#### Data for processing
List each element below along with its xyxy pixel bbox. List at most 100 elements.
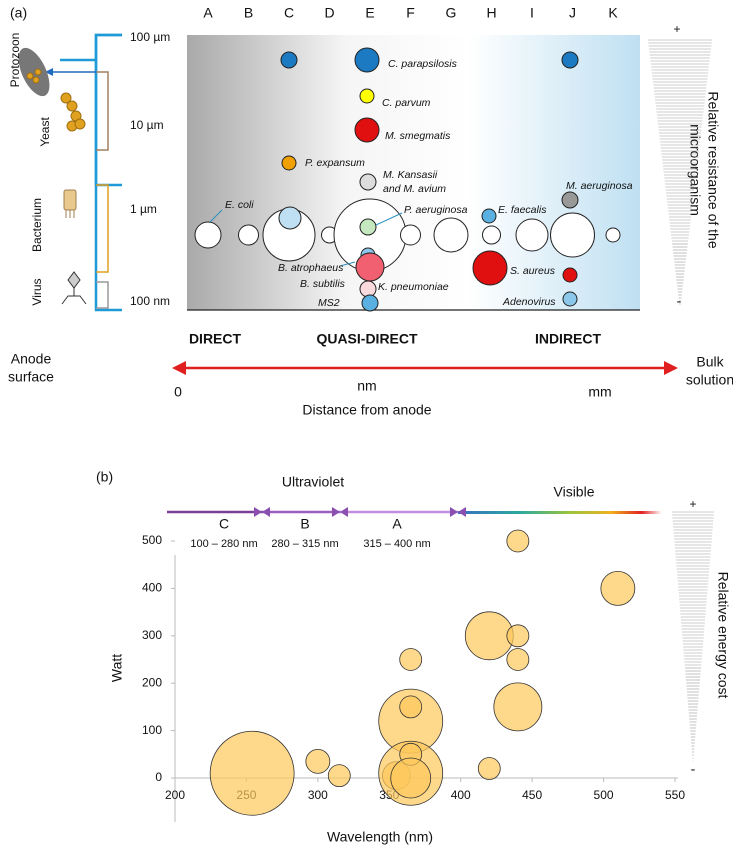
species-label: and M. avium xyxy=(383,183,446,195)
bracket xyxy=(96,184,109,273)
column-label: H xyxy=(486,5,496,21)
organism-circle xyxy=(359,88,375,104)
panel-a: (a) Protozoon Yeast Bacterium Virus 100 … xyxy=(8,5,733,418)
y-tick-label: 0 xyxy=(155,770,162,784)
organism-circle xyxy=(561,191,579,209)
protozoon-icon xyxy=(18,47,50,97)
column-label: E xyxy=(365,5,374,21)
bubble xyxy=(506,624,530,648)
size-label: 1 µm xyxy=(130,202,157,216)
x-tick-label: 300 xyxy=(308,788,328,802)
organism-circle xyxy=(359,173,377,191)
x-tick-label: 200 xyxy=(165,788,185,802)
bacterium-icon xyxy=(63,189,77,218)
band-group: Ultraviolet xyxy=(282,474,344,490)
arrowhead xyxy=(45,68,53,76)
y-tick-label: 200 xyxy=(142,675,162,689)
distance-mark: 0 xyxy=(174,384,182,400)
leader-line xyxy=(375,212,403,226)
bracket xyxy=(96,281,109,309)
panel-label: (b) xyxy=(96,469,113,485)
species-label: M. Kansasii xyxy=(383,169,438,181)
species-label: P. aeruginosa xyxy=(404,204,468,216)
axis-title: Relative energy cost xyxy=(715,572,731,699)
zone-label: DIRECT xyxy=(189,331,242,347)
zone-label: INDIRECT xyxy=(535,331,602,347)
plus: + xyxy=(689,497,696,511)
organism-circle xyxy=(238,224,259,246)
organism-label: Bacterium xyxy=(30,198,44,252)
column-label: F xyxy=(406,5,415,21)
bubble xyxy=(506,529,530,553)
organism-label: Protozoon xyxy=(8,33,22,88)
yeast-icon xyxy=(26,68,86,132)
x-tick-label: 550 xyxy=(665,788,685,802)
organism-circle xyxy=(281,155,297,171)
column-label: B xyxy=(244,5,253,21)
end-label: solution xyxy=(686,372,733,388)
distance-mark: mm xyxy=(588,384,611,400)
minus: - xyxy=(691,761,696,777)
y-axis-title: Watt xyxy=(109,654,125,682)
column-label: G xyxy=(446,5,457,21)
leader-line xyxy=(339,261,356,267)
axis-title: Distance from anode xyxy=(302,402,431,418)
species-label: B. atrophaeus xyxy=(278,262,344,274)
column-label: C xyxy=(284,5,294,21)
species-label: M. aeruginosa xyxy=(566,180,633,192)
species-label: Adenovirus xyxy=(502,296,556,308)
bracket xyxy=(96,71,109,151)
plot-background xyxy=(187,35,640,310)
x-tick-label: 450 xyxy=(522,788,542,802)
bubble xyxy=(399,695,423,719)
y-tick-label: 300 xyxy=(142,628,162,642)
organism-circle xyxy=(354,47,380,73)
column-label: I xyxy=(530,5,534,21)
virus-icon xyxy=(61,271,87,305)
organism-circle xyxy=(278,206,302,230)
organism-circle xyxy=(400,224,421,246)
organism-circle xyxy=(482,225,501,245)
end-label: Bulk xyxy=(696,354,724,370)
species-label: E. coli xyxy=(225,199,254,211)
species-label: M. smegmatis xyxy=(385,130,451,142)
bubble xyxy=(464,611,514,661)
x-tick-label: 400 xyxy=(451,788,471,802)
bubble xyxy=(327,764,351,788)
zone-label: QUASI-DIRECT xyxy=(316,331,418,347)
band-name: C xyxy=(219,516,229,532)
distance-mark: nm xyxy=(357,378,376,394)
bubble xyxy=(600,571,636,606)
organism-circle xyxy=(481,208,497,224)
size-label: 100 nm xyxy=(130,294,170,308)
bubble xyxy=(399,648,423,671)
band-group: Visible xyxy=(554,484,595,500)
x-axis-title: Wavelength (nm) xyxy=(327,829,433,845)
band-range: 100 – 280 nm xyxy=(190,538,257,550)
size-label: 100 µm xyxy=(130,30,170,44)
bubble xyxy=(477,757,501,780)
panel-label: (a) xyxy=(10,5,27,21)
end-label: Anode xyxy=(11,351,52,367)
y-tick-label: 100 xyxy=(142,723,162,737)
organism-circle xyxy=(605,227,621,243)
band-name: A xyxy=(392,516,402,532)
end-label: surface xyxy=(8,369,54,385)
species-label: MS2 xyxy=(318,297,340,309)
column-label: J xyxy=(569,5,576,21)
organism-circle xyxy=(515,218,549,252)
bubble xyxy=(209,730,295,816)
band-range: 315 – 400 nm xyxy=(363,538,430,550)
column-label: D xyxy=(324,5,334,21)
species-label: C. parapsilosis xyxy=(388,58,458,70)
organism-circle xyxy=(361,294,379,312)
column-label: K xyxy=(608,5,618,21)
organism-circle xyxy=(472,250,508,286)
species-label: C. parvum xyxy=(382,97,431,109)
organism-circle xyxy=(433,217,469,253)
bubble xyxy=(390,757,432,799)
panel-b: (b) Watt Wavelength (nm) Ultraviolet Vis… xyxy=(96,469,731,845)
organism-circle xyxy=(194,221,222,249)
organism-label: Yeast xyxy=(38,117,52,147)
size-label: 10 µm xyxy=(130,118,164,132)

#### Task statement
Respond with a number only, the count of lines in the entries where the string "icon" occurs.

#### Exercise result
4